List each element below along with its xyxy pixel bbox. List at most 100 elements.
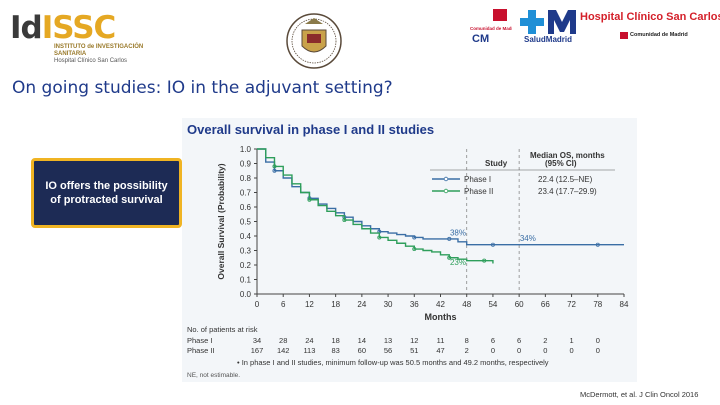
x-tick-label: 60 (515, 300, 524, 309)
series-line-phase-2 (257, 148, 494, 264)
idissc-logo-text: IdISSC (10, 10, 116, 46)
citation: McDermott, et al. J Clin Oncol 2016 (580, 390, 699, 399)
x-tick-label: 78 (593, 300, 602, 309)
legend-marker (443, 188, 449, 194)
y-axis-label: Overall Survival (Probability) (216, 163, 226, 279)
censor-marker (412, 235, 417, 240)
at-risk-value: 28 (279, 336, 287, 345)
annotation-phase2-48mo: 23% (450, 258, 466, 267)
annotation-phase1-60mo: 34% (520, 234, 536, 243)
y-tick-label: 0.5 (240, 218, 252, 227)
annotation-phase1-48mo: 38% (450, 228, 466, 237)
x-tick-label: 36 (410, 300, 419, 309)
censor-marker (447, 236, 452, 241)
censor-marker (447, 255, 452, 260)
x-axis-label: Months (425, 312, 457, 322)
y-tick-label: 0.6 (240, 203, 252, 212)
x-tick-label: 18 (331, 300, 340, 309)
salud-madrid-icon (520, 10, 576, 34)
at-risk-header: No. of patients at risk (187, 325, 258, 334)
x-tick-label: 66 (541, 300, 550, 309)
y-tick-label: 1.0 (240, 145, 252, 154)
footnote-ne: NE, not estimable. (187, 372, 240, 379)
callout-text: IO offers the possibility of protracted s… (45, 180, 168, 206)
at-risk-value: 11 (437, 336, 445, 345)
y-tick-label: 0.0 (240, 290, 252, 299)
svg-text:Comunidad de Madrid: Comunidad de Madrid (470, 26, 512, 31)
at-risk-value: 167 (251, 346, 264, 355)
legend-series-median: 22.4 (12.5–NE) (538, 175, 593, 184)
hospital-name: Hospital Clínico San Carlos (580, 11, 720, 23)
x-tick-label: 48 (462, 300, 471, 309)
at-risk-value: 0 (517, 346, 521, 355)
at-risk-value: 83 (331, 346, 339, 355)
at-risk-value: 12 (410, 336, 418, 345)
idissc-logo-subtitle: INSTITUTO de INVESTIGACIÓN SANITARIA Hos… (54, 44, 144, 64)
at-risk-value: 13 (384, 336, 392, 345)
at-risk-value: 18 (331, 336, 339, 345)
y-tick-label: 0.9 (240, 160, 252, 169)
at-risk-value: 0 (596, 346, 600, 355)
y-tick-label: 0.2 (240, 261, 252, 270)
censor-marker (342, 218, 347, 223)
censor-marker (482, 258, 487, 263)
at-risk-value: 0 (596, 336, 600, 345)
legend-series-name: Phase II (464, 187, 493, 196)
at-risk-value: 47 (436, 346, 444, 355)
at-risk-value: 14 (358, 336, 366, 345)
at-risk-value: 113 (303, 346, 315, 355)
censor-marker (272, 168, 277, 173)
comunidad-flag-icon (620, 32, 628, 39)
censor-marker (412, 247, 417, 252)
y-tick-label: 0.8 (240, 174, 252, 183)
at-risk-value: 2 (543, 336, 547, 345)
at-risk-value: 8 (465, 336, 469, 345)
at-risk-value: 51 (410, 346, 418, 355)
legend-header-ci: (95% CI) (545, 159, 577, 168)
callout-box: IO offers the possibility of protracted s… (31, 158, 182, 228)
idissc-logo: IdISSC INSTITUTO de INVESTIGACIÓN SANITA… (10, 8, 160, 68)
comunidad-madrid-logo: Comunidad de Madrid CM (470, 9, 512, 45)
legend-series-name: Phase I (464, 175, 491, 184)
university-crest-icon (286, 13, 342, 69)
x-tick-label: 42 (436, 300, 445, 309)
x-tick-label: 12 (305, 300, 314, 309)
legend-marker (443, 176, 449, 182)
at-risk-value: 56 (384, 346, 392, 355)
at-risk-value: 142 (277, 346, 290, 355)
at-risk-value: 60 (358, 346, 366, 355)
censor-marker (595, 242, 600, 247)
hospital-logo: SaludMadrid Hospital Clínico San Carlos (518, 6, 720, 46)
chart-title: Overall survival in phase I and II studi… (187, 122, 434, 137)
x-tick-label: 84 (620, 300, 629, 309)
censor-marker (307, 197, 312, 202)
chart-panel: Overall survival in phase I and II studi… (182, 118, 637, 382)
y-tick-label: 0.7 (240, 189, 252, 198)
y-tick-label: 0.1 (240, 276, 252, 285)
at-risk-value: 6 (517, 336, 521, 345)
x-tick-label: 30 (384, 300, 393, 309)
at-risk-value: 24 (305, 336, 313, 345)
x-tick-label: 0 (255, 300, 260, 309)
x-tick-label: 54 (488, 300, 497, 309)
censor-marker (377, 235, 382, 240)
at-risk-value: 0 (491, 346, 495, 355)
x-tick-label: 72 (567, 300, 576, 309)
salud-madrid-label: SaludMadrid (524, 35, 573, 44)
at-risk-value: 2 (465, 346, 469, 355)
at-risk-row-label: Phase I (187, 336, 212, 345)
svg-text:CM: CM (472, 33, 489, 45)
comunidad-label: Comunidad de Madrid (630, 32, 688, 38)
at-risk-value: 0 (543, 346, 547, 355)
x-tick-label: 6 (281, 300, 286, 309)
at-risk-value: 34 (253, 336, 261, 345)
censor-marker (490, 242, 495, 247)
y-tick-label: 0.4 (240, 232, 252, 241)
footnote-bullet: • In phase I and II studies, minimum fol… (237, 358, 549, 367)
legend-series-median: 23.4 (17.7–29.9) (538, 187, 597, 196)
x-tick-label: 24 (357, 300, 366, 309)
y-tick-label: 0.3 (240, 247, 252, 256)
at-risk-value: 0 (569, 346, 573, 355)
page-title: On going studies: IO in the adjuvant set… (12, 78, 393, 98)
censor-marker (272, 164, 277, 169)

——

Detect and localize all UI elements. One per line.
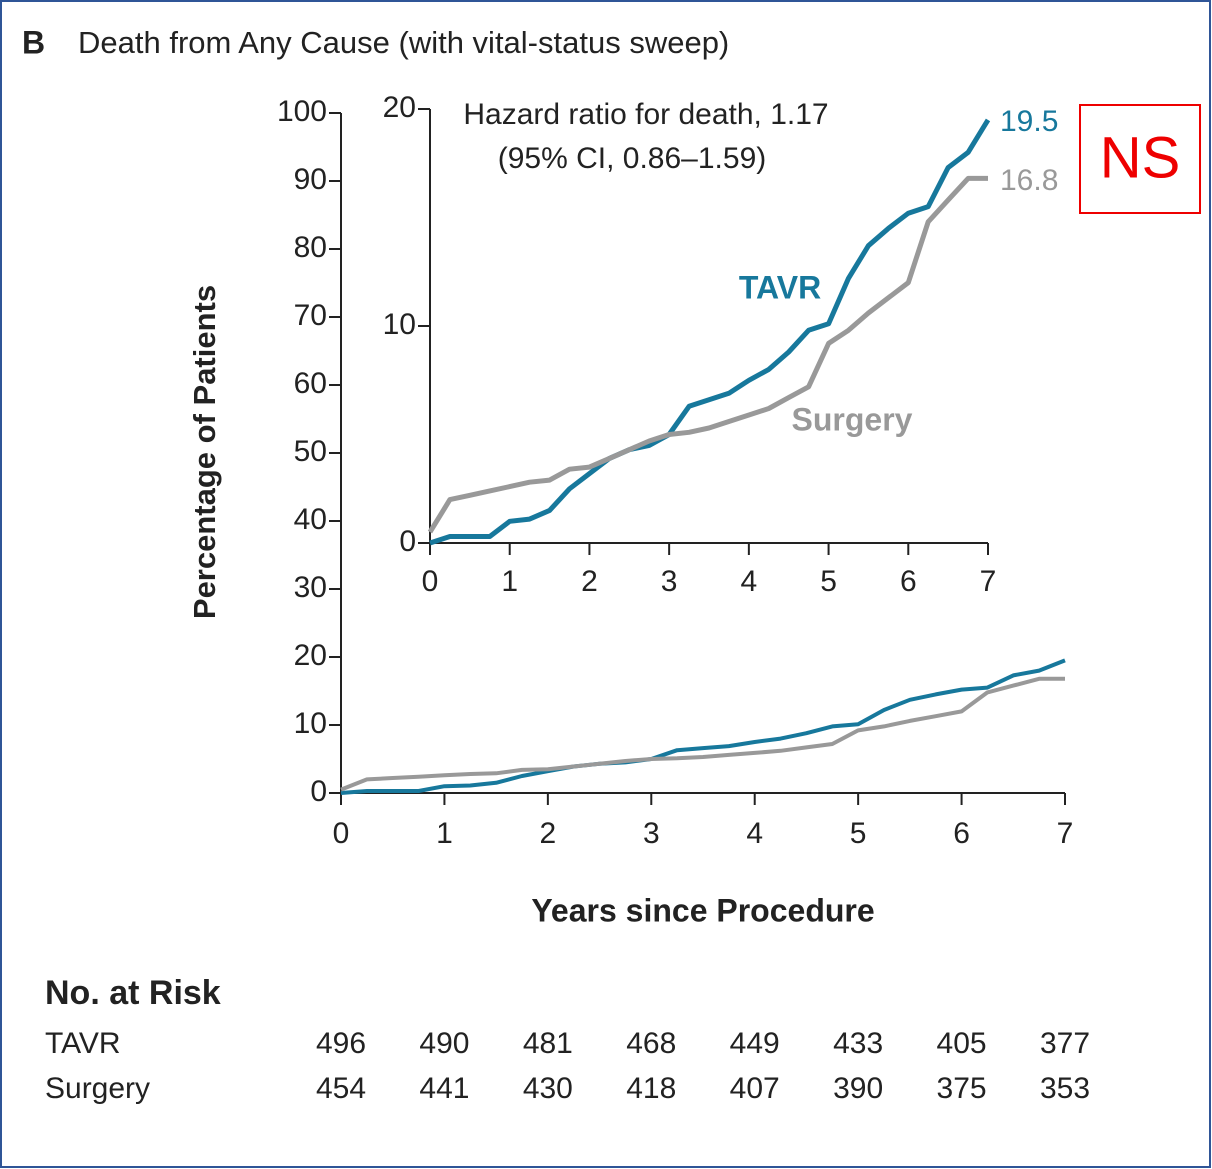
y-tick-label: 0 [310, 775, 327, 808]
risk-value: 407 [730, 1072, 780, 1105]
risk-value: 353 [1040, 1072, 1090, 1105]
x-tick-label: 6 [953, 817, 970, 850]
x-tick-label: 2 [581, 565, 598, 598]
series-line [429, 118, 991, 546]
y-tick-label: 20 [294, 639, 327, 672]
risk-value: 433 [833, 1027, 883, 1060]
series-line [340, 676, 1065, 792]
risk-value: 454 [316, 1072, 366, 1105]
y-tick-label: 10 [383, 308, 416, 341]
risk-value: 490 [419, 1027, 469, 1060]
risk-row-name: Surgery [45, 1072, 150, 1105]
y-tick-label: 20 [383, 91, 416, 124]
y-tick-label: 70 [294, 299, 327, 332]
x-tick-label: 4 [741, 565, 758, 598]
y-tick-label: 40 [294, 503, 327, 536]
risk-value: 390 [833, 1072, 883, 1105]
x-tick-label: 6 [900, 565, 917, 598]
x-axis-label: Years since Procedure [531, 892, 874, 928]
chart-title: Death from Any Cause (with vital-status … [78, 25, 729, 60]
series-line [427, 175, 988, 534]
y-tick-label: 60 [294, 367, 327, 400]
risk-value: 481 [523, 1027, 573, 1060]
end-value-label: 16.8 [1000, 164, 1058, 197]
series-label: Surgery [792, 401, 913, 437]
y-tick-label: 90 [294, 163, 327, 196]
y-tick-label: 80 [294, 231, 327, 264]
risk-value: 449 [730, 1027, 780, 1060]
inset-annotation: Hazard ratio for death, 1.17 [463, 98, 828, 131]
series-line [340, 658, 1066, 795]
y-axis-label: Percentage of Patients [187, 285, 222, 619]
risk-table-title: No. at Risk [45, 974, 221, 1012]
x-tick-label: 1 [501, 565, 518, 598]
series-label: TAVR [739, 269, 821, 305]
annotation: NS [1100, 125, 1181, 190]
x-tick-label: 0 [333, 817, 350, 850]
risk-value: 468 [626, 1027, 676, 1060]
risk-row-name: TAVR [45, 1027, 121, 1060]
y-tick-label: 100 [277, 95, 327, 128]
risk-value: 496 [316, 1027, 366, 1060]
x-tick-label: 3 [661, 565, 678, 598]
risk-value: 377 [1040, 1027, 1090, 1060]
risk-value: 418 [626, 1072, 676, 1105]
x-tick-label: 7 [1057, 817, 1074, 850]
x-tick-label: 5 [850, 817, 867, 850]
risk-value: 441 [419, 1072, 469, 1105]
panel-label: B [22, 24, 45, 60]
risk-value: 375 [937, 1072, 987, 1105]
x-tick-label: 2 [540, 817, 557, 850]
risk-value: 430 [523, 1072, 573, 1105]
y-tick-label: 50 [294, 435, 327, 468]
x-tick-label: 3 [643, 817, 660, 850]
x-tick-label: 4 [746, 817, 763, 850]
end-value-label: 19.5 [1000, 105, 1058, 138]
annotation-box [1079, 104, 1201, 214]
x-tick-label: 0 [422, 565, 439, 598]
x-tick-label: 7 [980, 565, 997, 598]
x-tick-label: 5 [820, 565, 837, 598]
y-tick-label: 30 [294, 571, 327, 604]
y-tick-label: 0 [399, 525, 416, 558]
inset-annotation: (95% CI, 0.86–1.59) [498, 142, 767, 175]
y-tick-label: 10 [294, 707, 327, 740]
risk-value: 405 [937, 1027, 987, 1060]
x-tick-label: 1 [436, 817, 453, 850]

——

### [TASK INSTRUCTIONS]
Go over the records above and tally each line that includes "chart". Give the total by itself.

### [EXERCISE OUTPUT]
3